• **INPUT RECORDS**
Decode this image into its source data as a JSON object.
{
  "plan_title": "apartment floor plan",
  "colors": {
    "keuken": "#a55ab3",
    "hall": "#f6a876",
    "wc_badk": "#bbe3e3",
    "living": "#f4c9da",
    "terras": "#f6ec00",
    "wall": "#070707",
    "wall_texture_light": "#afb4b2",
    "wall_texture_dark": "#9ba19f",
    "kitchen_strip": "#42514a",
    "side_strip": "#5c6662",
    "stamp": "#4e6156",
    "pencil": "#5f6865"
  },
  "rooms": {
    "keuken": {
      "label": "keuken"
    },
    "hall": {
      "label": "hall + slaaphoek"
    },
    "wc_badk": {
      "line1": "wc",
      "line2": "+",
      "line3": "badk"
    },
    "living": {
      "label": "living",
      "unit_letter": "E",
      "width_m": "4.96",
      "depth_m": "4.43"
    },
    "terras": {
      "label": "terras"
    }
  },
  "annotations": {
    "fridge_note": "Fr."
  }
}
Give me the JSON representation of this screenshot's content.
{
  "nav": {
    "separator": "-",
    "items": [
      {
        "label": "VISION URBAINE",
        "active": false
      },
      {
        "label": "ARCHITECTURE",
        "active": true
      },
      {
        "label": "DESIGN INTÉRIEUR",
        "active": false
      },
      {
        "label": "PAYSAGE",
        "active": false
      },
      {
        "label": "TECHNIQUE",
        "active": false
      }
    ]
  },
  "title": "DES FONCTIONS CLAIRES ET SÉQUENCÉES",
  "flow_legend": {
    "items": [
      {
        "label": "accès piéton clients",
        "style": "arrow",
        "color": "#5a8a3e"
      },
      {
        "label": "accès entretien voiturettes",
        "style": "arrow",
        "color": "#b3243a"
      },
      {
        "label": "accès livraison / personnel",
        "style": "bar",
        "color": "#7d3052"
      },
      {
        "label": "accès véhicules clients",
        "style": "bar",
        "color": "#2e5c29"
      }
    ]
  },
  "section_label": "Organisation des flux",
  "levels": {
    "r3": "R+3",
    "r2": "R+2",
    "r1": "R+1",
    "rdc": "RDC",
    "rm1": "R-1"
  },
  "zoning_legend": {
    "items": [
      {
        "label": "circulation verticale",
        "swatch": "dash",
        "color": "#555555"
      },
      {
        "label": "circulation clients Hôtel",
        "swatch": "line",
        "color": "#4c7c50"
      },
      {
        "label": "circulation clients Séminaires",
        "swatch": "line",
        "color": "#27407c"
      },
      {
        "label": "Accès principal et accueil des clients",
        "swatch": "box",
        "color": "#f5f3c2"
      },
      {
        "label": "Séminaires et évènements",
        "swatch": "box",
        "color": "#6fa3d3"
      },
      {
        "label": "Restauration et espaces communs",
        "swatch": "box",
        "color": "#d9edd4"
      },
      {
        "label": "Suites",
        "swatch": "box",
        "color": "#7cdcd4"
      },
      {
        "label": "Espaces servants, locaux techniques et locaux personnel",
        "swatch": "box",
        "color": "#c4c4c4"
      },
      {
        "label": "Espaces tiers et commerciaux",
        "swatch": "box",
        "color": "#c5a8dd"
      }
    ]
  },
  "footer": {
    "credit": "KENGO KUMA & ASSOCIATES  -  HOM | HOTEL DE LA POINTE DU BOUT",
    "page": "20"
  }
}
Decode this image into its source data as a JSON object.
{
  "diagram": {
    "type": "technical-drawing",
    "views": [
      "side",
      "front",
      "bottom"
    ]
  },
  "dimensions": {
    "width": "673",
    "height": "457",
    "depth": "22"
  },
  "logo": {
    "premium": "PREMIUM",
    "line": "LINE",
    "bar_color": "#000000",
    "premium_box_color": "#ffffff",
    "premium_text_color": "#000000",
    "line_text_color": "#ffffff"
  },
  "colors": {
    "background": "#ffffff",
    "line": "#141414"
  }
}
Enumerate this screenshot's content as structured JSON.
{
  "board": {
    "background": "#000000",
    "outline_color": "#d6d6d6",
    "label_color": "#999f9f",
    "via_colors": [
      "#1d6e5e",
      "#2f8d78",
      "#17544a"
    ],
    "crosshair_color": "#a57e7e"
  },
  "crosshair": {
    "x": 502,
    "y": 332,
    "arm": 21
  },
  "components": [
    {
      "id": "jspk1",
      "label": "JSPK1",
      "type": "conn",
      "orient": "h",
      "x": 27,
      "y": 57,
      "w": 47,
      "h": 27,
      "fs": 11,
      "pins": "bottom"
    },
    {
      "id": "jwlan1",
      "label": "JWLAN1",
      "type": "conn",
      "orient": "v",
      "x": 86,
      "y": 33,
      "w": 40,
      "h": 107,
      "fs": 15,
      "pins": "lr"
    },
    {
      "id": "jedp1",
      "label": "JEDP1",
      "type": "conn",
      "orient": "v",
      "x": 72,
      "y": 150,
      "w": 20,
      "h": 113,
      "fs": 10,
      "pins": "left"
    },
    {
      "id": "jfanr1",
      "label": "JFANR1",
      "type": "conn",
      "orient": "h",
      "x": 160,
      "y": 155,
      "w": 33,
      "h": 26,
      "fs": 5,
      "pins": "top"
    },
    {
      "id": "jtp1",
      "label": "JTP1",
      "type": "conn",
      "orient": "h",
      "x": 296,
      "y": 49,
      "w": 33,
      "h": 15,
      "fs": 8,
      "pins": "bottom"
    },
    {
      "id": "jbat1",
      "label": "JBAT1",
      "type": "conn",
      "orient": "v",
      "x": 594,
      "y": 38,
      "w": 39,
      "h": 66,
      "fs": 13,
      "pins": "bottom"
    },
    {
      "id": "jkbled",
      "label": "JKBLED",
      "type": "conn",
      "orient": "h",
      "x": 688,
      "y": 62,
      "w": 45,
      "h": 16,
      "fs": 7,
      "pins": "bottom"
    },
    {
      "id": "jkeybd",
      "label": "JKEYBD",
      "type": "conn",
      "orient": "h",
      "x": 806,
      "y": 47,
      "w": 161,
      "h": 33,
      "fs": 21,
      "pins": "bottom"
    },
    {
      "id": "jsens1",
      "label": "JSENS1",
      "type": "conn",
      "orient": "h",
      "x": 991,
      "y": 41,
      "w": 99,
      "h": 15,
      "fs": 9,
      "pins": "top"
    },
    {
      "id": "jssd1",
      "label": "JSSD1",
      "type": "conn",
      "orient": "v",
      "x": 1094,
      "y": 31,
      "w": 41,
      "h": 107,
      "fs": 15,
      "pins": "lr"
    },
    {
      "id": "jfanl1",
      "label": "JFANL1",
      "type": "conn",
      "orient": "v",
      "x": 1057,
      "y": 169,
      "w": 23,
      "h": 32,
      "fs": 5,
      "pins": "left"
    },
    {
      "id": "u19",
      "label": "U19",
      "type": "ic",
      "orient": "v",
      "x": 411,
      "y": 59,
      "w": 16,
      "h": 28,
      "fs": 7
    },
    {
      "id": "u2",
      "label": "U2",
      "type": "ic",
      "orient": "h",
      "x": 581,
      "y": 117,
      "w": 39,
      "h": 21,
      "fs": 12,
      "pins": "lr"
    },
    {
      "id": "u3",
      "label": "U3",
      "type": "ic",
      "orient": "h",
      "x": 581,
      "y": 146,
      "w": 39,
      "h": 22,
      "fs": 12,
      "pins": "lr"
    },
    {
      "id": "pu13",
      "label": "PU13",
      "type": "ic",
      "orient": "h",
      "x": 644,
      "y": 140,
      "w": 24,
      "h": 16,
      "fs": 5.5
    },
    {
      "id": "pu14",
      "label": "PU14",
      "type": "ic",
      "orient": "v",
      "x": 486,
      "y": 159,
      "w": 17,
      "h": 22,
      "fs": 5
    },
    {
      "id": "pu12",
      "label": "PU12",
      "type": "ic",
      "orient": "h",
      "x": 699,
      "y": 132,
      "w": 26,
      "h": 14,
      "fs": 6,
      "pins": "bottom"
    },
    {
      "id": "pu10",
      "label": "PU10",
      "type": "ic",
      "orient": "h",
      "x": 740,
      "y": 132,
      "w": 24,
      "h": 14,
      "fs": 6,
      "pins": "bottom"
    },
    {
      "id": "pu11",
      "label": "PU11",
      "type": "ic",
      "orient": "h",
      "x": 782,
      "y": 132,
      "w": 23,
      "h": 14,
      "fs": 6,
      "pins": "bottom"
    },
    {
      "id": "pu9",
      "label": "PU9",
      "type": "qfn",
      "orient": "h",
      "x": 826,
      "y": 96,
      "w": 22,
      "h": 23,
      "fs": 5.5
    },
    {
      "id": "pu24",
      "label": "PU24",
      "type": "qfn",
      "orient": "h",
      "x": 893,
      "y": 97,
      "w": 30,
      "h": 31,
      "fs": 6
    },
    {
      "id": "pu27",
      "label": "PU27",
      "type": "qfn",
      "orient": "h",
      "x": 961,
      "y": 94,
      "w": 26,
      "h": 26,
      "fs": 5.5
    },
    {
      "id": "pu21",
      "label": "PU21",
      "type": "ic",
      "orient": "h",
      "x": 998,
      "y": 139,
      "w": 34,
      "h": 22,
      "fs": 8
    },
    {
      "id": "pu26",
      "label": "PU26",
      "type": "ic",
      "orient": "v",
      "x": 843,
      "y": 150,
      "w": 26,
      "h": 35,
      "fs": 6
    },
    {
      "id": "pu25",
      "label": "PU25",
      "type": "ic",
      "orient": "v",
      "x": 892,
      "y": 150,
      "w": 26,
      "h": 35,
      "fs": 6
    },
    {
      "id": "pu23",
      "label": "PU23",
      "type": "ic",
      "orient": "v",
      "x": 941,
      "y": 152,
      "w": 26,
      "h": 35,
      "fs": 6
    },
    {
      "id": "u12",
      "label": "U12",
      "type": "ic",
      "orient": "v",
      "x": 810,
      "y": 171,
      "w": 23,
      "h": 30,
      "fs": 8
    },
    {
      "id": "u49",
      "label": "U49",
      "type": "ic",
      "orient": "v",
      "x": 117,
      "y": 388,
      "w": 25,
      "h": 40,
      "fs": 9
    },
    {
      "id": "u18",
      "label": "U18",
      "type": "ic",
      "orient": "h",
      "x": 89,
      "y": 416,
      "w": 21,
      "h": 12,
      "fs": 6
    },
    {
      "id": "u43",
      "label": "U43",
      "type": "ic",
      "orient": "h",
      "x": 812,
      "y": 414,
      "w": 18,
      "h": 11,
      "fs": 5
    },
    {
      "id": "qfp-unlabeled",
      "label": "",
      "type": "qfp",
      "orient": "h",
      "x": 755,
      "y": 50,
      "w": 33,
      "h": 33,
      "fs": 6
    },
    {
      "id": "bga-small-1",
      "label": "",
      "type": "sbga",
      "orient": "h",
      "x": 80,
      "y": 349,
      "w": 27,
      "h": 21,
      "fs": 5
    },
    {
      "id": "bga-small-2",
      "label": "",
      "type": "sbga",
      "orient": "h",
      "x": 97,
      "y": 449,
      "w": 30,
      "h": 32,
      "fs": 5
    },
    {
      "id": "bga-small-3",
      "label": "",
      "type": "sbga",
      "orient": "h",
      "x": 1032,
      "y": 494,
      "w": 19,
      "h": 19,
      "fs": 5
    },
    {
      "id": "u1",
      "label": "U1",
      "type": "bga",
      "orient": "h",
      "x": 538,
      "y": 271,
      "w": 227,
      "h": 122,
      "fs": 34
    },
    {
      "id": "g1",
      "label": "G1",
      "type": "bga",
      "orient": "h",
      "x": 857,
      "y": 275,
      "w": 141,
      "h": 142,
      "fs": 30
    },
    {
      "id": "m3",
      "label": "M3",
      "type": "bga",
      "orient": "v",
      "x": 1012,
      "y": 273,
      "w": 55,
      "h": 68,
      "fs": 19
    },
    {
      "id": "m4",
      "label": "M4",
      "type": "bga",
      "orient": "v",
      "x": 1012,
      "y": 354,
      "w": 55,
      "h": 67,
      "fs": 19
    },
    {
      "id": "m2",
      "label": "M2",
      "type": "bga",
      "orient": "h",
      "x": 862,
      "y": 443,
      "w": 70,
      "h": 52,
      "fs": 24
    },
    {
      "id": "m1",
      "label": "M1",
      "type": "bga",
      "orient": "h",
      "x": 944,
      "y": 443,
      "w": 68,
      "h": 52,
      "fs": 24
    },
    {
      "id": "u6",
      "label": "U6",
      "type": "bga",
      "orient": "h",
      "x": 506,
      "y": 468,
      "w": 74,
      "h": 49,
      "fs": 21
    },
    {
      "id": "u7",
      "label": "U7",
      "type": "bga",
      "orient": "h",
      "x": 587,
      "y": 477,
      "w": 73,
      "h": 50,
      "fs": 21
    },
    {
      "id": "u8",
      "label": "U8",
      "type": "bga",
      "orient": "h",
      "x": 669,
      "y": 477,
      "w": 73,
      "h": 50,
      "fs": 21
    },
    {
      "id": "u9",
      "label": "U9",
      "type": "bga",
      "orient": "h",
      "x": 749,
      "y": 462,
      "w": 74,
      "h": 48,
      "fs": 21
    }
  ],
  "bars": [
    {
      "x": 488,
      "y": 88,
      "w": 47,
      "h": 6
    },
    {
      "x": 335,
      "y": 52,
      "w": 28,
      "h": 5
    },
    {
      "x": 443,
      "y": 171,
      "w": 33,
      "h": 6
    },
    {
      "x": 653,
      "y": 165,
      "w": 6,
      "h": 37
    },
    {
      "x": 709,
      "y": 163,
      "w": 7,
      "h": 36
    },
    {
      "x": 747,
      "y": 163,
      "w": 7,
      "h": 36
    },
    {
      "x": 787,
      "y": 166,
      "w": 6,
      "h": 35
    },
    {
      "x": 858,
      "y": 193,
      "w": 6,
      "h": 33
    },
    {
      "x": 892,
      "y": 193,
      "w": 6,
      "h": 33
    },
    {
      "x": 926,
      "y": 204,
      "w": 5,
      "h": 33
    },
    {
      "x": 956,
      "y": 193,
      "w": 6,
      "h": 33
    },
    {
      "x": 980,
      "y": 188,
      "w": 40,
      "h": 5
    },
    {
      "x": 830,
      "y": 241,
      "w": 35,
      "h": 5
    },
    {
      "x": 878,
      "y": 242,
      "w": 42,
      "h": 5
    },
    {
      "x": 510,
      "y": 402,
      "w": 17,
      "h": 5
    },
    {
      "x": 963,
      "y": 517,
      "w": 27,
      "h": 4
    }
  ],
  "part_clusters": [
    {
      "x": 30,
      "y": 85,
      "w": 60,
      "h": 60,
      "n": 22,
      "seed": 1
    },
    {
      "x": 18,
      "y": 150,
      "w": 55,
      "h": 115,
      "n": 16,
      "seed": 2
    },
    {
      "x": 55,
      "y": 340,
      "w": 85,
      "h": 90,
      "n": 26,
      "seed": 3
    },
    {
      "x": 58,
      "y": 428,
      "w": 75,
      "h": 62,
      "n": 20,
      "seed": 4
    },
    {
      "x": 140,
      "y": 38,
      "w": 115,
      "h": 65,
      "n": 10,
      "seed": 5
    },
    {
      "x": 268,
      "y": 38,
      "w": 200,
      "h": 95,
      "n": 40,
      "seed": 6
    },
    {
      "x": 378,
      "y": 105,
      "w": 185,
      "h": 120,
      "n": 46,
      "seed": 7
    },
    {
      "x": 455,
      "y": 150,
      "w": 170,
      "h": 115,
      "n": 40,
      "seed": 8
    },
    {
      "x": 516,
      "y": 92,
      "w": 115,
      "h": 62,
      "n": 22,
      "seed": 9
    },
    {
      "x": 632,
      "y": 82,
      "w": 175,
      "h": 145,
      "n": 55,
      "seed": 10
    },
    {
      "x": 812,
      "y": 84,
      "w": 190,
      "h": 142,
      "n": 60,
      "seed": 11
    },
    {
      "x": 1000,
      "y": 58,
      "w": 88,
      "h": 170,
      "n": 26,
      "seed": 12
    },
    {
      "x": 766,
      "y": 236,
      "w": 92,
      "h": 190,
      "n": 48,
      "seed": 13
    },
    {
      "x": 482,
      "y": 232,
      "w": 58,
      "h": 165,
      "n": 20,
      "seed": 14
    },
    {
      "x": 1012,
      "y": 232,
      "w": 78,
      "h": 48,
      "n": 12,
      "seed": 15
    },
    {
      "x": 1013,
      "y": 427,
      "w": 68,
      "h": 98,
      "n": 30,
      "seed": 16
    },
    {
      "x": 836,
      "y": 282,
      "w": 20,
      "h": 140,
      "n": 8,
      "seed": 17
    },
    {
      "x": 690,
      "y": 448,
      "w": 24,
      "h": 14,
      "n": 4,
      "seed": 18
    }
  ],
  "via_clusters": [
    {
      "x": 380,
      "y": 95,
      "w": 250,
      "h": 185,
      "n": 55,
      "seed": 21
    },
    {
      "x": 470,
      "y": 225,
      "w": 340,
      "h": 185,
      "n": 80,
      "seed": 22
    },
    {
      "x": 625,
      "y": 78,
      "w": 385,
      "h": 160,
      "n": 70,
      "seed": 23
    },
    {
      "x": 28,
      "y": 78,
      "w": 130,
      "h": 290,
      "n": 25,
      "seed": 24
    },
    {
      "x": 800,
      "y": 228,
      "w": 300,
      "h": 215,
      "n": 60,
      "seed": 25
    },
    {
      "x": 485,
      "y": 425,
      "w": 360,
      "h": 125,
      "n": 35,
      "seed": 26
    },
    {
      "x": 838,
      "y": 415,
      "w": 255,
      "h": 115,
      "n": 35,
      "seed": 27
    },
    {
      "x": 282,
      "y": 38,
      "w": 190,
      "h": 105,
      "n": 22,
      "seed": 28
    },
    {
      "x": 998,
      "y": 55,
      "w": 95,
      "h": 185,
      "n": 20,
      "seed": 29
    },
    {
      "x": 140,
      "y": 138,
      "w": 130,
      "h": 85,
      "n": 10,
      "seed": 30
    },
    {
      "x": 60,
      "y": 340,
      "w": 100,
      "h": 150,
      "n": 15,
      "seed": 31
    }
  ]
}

• **TASK TO COMPLETE**
Answer only with how many lines in the records include "clients".

• **RESPONSE TO THIS EXERCISE**
5